Start Extract to read

I want the *best* contemporary classical has to offer. I love Ives. He is my favorite composer. But the twenties and thirties isn't really "contemporary". Up to now, everything I've heard after around 1960 or so is awful. I've considered contemporary classical music a dry well and have moved on to more promising pastures. I'm open to reconsidering it, but I listen to a LOT of different kinds of music, and I don't spend a lot of time on genres that aren't rich veins for prospecting. If someone can point me to just the good stuff, I'm there with bells on.

As an example, I saw this video for the first time this week and it had me on the floor. Absolutely astounding on every level.






Are there any contemporary classical performances like this? Virtuosity. Expressiveness. Dynamic contrast. Variety. Lyrical flow. Structure. Cleverness. Beauty. Atmosphere. Everything.

I could know absolutely nothing about classical music and watch this and know that I was looking at and listening to pure genius. Even if I didn't personally like the music, and preferred heavy metal or broadway show tunes, I would still be impressed and engaged.


----------



## BurningDesire (Jul 15, 2012)

bigshot said:


> OK. I finally got time to listen to this carefully. I think it was a mistake to start with John Cage. There is nothing for me to grab onto here... no room for virtuosity on the part of the performer- most of it is one hand playing. The meandering noodling had me squirming for the other shoe to drop within four minutes, but it never did. I suppose there's some sort of stucture here with the four seasons, each preceded by a transition bit. But it just seemed like a few random blips repeated and partially repeated with an occasional dissonant chord here and there. It was the musical equivalent of a leaky faucet.
> 
> Burning Desire, I am making an effort here. Can you look through your list and suggest something that has obvious qualities. It isn't a matter of style. I want the best of the best. Stuff that is the equivalent of Beethoven's ninth for this genre. It doesn't have to be like Beethoven's ninth. It just has to have stature as great music with virtuoso performance. I want to be impressed. Is that possible?
> 
> thanks


Virtuoso doesn't equal good music. There is plenty of great music written that requires virtuoso musicians to perform it, but that isn't what makes it good. Honestly I don't know what to tell you. The Seasons is quite straight-forward, it has thematic material that makes sense to my ears. The sonorities are beautiful and colorful, and I have no idea how you got "meandering noodling" out of this piece. If you don't get anything out of it, I don't know what to say. I might ask if you get nothing out of Debussy nor Satie either, nor out of classical music from China and Japan? I don't rank pieces, I just think The Seasons is a wonderful composition, and it appeals to me much in the same way Debussy's Prelude to the Afternoon of a Faun does.

I guess all I can say is try and listen to it some more, and maybe something will click? I tended to pick pieces that are easier to follow in a narrative way, that don't come off as abstract as most serialist and chance and hyper-complex avant-garde music sometimes does. Maybe explore Asian classical and folk music some, and quieter more spacey music. I can link you some. Its a different aesthetic than Beethoven.


----------



## neoshredder (Nov 7, 2011)

End Extract to read
Start Information provided

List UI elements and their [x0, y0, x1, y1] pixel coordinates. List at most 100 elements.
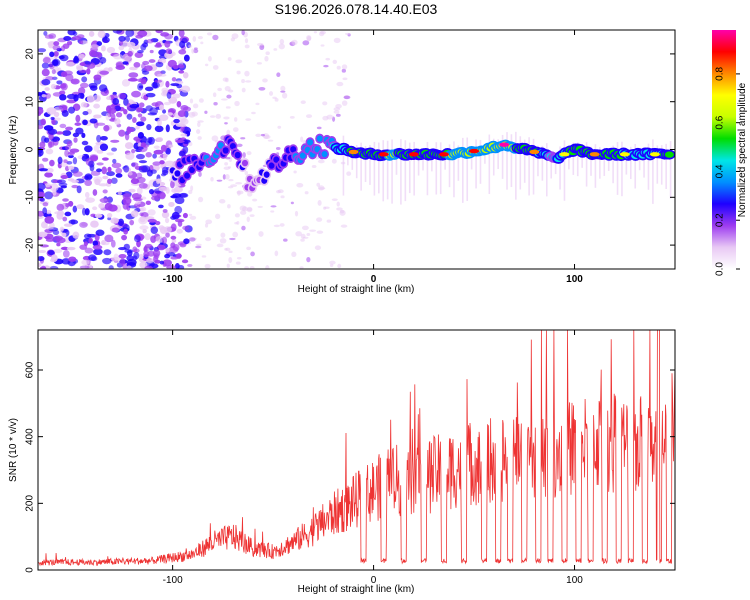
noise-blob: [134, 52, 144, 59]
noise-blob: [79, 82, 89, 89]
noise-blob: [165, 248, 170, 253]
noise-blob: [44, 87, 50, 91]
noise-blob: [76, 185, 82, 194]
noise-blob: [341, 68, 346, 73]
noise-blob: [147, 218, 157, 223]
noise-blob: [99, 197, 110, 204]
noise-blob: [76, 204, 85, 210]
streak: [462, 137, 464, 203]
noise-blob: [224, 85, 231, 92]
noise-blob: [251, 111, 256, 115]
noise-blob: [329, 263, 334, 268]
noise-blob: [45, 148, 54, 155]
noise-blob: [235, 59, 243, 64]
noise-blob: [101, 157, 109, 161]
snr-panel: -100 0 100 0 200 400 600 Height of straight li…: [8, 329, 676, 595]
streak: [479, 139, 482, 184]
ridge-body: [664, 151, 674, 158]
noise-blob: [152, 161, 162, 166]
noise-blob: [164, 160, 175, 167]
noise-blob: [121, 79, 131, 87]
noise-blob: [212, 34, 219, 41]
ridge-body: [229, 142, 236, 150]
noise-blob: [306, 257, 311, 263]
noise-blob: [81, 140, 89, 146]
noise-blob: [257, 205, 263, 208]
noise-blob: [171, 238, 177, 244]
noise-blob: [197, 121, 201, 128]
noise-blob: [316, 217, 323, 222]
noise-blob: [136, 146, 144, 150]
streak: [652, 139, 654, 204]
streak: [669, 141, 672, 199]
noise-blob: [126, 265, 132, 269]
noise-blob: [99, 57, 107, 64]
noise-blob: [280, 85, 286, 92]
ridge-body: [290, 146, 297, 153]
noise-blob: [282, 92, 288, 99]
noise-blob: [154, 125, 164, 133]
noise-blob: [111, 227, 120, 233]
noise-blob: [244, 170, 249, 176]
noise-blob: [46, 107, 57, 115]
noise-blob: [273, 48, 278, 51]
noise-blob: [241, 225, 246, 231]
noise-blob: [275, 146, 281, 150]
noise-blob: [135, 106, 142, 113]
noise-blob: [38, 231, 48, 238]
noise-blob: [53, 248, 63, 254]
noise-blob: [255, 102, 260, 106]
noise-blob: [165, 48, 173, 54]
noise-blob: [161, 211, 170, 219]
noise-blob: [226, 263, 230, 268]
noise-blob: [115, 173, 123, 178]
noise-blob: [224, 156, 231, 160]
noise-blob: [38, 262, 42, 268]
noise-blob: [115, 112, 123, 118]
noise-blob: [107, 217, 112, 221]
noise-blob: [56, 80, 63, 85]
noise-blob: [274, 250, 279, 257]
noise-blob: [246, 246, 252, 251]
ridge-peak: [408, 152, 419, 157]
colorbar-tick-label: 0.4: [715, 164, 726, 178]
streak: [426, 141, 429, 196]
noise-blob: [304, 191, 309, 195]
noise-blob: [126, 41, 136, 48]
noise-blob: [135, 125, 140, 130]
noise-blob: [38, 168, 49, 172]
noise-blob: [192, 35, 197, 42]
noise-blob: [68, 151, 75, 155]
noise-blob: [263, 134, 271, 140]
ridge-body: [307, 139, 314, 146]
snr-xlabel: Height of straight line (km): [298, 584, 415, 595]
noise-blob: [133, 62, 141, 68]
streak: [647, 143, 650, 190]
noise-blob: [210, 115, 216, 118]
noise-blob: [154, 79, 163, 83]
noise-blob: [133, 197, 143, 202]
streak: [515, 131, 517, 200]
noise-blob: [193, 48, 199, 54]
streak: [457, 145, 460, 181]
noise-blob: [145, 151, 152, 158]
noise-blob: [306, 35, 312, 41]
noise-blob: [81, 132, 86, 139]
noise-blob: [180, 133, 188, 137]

End Information provided

Given request 1
In the forum thread on contemporary classical music, which Debussy work does BurningDesire say The Seasons resembles in its appeal?
Given request 2
Write the next part of the forum thread on contemporary classical music, beginning right after its final line.

Written reply 1
Prelude to the Afternoon of a Faun

Written reply 2
bigshot said:


> OK. I finally got time to listen to this carefully. I think it was a mistake to start with John Cage. There is nothing for me to grab onto here... no room for virtuosity on the part of the performer- most of it is one hand playing. The meandering noodling had me squirming for the other shoe to drop within four minutes, but it never did. I suppose there's some sort of stucture here with the four seasons, each preceded by a transition bit. But it just seemed like a few random blips repeated and partially repeated with an occasional dissonant chord here and there. It was the musical equivalent of a leaky faucet.
> 
> Burning Desire, I am making an effort here. Can you look through your list and suggest something that has obvious qualities. It isn't a matter of style. I want the best of the best. Stuff that is the equivalent of Beethoven's ninth for this genre. It doesn't have to be like Beethoven's ninth. It just has to have stature as great music with virtuoso performance. I want to be impressed. Is that possible?
> 
> thanks


Schnittke: Concerto Grosso No. 1 (1977)
Messiaen: Des Canyons aux Etoiles (1971-74)
Lutoslawski: String Quartet (1964)
Lutoslawski: Symphony #3 (1983)
Schnittke: Viola Concerto (1985)


----------



## Guest (Nov 7, 2012)

bigshot said:


> I want the *best* contemporary classical has to offer.


I'm willing to wager, having read dozens of your posts over the past month or so, that this is not what you want.

I think what you want is contemporary classical that fits into the slot of "what bigshot already values." But new music is not offering you what you already value. It's offering you something different from what you already value. It's a zero sum situation we're in, because what you want is for the music to fit you rather than changing yourself to fit what the music is, what music has become. As long as you stay at that point, there is probably very little if any contemporary music that will do what you're asking for. What you're asking for is the wrong thing.

Your comment that you could "know absolutely nothing about classical music and watch this and know that [you were] looking at and listening to pure genius" says everything, I think. You don't seem aware of or willing to acknowledge that "absolutely nothing about" is pure supposition on your part. You come into the situation with quite a lot of something, one something being an idea about genius, another something being that you do, in fact, know quite a lot about (older) classical music, and quite a long list of other somethings about which you have some idea--virtuosity, expressiveness and the like.

"Absolutely nothing" is quite far from what anyone brings to any experience. Even infants don't start out with "absolutely nothing."

What you should be asking for is not "the *best* contemporary music"--"best" being chimerical as you know already perfectly well--but "what do I need to change about my listening in order to be able to process the kinds of things that seem to be giving some guy and violadude and COAG and BurningDesire and aleazk and so forth such pleasure?"


----------



## KenOC (Mar 7, 2011)

BurningDesire said:


> Maybe explore Asian classical and folk music some, and quieter more spacey music... Its a different aesthetic than Beethoven.


Bigshot wants new, virtuosic? Well the improvised parts are new, and it's certainly in Gould territory re virtuosity. A bit of extra patience may be required.


----------



## aleazk (Sep 30, 2011)

The piece by Steve Reich suggested by BD (Music for 18 Musicians) is quite accessible and atmospheric:


----------



## bigshot (Nov 22, 2011)

BurningDesire said:


> Virtuoso doesn't equal good music.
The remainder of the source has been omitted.